- **THE DATA**
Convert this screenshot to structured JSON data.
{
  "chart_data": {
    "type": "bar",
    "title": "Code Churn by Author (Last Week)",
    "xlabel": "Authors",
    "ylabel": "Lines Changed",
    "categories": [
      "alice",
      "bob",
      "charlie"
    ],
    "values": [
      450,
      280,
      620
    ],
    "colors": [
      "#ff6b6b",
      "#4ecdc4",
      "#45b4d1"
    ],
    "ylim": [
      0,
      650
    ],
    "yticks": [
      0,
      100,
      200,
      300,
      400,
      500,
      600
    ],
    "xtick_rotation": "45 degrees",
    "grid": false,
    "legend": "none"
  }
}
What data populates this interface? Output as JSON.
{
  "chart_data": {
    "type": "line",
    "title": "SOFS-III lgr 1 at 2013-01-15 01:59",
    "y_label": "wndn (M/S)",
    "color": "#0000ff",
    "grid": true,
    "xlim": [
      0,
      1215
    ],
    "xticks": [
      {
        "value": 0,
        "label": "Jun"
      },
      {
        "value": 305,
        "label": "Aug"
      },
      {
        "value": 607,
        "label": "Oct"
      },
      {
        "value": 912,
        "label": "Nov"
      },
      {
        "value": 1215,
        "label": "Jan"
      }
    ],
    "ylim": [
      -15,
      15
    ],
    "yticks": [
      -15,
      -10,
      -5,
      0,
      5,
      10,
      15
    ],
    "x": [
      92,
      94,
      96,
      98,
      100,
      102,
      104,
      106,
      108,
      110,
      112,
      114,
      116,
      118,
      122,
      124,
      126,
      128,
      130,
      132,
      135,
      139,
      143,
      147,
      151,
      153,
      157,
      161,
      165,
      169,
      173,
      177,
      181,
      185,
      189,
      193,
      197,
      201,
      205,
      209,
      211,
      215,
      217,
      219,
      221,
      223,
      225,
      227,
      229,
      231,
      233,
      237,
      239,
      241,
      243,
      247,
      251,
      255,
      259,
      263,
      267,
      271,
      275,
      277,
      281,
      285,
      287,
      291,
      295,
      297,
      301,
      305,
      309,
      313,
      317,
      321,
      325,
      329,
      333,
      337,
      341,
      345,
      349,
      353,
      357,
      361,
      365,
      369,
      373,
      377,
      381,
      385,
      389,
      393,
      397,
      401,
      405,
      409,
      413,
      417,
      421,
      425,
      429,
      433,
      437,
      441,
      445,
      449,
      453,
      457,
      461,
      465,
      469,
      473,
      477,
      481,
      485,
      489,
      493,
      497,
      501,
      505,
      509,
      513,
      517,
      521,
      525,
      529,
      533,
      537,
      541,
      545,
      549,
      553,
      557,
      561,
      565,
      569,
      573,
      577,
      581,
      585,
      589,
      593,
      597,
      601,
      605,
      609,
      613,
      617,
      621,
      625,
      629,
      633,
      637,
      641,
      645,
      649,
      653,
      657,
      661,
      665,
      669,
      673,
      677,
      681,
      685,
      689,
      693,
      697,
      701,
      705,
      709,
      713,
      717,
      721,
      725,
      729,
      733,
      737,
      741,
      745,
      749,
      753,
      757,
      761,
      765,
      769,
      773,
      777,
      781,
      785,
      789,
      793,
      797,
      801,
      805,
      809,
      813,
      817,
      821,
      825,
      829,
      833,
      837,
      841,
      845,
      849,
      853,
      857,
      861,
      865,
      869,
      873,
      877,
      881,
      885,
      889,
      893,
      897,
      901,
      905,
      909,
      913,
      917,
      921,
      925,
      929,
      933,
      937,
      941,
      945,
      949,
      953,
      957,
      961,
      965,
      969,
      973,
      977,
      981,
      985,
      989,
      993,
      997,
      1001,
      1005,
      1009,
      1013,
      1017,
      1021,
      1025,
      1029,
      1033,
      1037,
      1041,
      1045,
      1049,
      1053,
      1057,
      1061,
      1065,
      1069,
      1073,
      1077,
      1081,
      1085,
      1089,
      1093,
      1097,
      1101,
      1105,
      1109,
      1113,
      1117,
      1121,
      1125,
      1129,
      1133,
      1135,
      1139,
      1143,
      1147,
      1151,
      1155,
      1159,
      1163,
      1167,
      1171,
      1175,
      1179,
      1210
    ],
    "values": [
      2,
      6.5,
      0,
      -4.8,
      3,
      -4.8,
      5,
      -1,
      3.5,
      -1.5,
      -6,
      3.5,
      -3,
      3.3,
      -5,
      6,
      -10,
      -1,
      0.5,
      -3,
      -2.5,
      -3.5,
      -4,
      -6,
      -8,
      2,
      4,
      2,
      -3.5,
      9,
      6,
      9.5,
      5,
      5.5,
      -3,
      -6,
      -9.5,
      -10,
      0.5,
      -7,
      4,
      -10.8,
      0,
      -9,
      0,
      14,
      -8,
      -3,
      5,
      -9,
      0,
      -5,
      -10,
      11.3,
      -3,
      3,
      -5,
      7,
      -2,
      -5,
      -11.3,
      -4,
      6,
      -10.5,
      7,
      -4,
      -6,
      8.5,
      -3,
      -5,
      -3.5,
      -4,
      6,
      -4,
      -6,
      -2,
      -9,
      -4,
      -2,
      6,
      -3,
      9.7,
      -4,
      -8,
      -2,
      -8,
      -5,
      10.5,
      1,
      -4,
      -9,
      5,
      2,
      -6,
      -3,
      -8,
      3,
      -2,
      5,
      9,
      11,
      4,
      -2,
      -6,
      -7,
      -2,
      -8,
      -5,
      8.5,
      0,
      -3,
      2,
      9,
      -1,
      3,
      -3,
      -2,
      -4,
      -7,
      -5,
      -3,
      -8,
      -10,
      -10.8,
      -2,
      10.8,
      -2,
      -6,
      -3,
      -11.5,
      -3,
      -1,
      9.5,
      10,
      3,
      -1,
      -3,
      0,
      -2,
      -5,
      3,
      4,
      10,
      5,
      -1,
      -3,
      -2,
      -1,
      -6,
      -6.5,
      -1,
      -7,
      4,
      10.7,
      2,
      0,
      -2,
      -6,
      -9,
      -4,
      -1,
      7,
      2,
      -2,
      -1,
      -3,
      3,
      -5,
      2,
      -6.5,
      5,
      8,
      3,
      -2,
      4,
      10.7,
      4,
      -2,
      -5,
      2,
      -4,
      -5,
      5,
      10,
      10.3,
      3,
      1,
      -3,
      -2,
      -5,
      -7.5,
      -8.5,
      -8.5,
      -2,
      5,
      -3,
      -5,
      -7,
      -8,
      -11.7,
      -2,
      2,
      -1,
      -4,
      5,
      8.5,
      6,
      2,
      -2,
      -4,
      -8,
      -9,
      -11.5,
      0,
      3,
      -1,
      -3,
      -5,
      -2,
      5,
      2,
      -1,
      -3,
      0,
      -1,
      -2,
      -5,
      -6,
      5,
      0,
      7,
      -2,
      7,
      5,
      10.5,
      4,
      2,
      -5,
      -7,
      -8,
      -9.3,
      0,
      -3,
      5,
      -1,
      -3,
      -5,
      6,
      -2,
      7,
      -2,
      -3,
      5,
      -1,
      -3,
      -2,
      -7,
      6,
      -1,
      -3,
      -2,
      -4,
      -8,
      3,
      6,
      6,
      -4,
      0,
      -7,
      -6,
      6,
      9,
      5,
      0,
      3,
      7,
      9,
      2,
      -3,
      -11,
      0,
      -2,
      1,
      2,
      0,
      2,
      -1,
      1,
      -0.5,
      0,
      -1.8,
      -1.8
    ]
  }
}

- **GIVEN PROBLEM**
Identify every line holding the word "this" and copy it out.

- **REPLY**
Convert this screenshot to structured JSON data.
What data populates this interface? Output as JSON.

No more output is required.